* begin RECORD EXCERPTS *
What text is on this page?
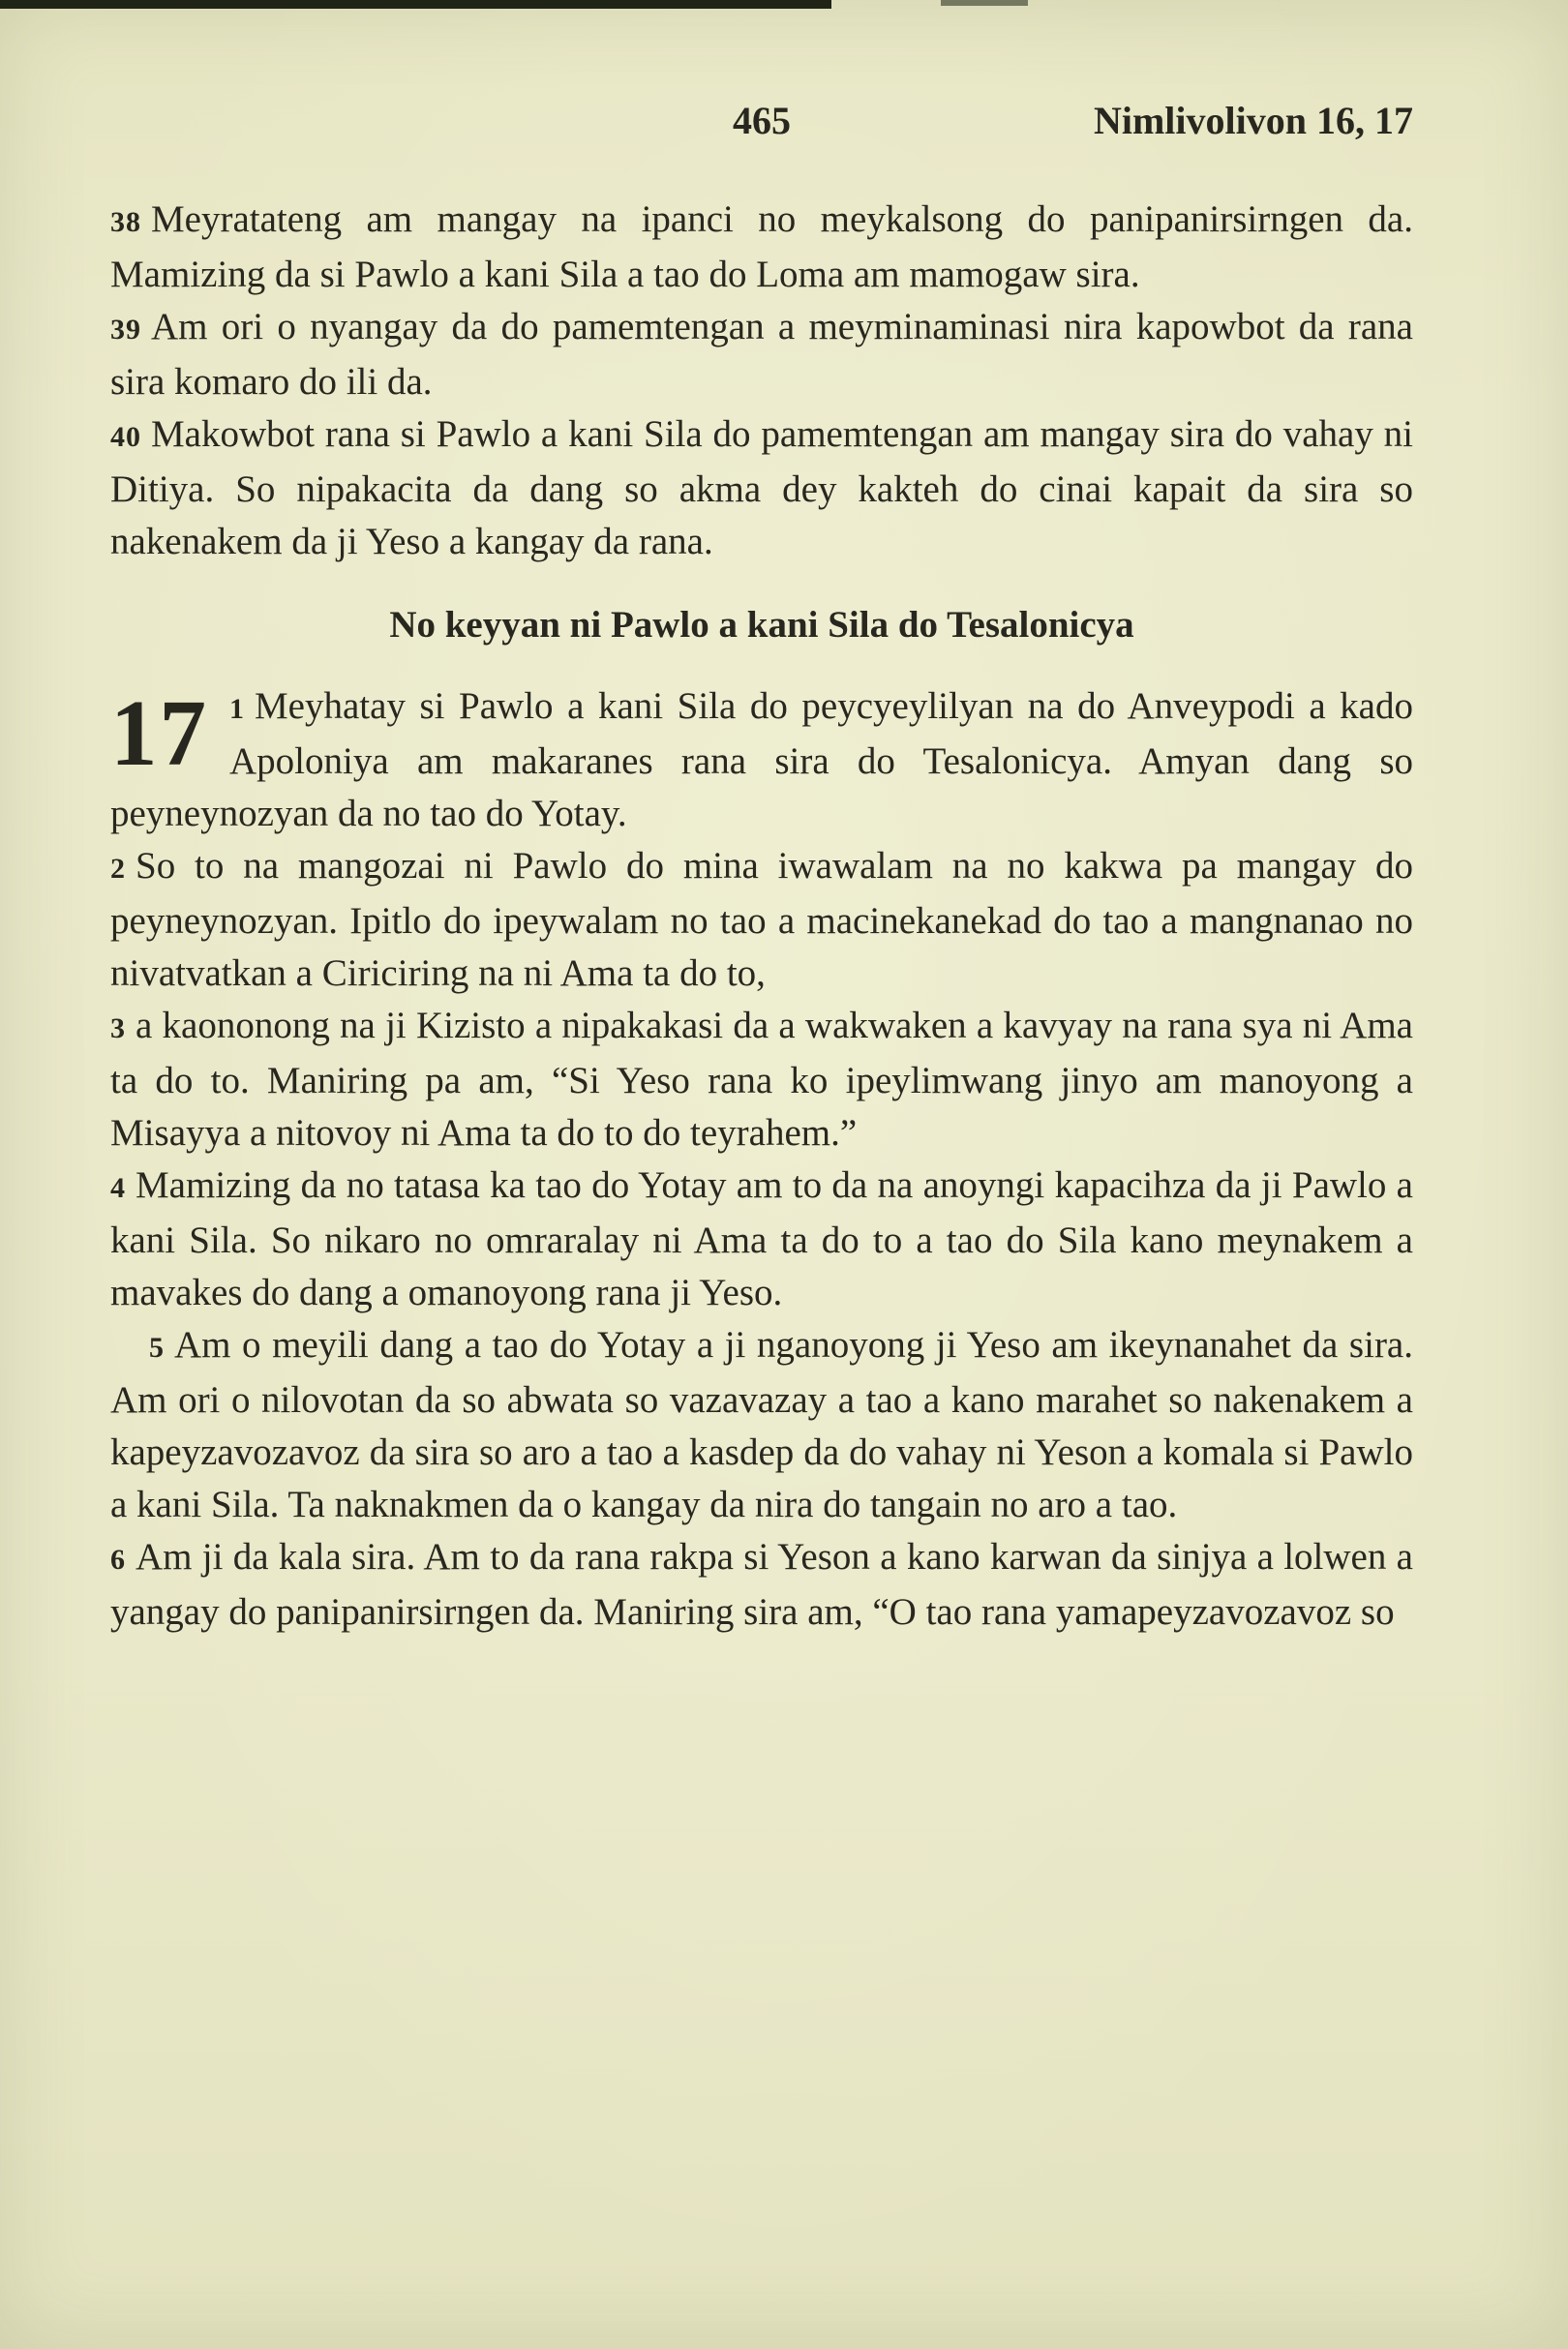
465	Nimlivolivon 16, 17

38 Meyratateng am mangay na ipanci no meykalsong do panipanirsirngen da. Mamizing da si Pawlo a kani Sila a tao do Loma am mamogaw sira.

39 Am ori o nyangay da do pamemtengan a meyminaminasi nira kapowbot da rana sira komaro do ili da.

40 Makowbot rana si Pawlo a kani Sila do pamemtengan am mangay sira do vahay ni Ditiya. So nipakacita da dang so akma dey kakteh do cinai kapait da sira so nakenakem da ji Yeso a kangay da rana.

No keyyan ni Pawlo a kani Sila do Tesalonicya

17 1 Meyhatay si Pawlo a kani Sila do peycyeylilyan na do Anveypodi a kado Apoloniya am makaranes rana sira do Tesalonicya. Amyan dang so peyneynozyan da no tao do Yotay.

2 So to na mangozai ni Pawlo do mina iwawalam na no kakwa pa mangay do peyneynozyan. Ipitlo do ipeywalam no tao a macinekanekad do tao a mangnanao no nivatvatkan a Ciriciring na ni Ama ta do to,

3 a kaononong na ji Kizisto a nipakakasi da a wakwaken a kavyay na rana sya ni Ama ta do to. Maniring pa am, “Si Yeso rana ko ipeylimwang jinyo am manoyong a Misayya a nitovoy ni Ama ta do to do teyrahem.”

4 Mamizing da no tatasa ka tao do Yotay am to da na anoyngi kapacihza da ji Pawlo a kani Sila. So nikaro no omraralay ni Ama ta do to a tao do Sila kano meynakem a mavakes do dang a omanoyong rana ji Yeso.

5 Am o meyili dang a tao do Yotay a ji nganoyong ji Yeso am ikeynanahet da sira. Am ori o nilovotan da so abwata so vazavazay a tao a kano marahet so nakenakem a kapeyzavozavoz da sira so aro a tao a kasdep da do vahay ni Yeson a komala si Pawlo a kani Sila. Ta naknakmen da o kangay da nira do tangain no aro a tao.

6 Am ji da kala sira. Am to da rana rakpa si Yeson a kano karwan da sinjya a lolwen a yangay do panipanirsirngen da. Maniring sira am, “O tao rana yamapeyzavozavoz so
* end RECORD EXCERPTS *
DIRECTIONS FOR THIS TASK:
Reproduce the records, all of them, word for word; omit the pictures.

CORRECT RESULT:
What text is on this page?
465	Nimlivolivon 16, 17

38 Meyratateng am mangay na ipanci no meykalsong do panipanirsirngen da. Mamizing da si Pawlo a kani Sila a tao do Loma am mamogaw sira.

39 Am ori o nyangay da do pamemtengan a meyminaminasi nira kapowbot da rana sira komaro do ili da.

40 Makowbot rana si Pawlo a kani Sila do pamemtengan am mangay sira do vahay ni Ditiya. So nipakacita da dang so akma dey kakteh do cinai kapait da sira so nakenakem da ji Yeso a kangay da rana.

No keyyan ni Pawlo a kani Sila do Tesalonicya

17 1 Meyhatay si Pawlo a kani Sila do peycyeylilyan na do Anveypodi a kado Apoloniya am makaranes rana sira do Tesalonicya. Amyan dang so peyneynozyan da no tao do Yotay.

2 So to na mangozai ni Pawlo do mina iwawalam na no kakwa pa mangay do peyneynozyan. Ipitlo do ipeywalam no tao a macinekanekad do tao a mangnanao no nivatvatkan a Ciriciring na ni Ama ta do to,

3 a kaononong na ji Kizisto a nipakakasi da a wakwaken a kavyay na rana sya ni Ama ta do to. Maniring pa am, “Si Yeso rana ko ipeylimwang jinyo am manoyong a Misayya a nitovoy ni Ama ta do to do teyrahem.”

4 Mamizing da no tatasa ka tao do Yotay am to da na anoyngi kapacihza da ji Pawlo a kani Sila. So nikaro no omraralay ni Ama ta do to a tao do Sila kano meynakem a mavakes do dang a omanoyong rana ji Yeso.

5 Am o meyili dang a tao do Yotay a ji nganoyong ji Yeso am ikeynanahet da sira. Am ori o nilovotan da so abwata so vazavazay a tao a kano marahet so nakenakem a kapeyzavozavoz da sira so aro a tao a kasdep da do vahay ni Yeson a komala si Pawlo a kani Sila. Ta naknakmen da o kangay da nira do tangain no aro a tao.

6 Am ji da kala sira. Am to da rana rakpa si Yeson a kano karwan da sinjya a lolwen a yangay do panipanirsirngen da. Maniring sira am, “O tao rana yamapeyzavozavoz so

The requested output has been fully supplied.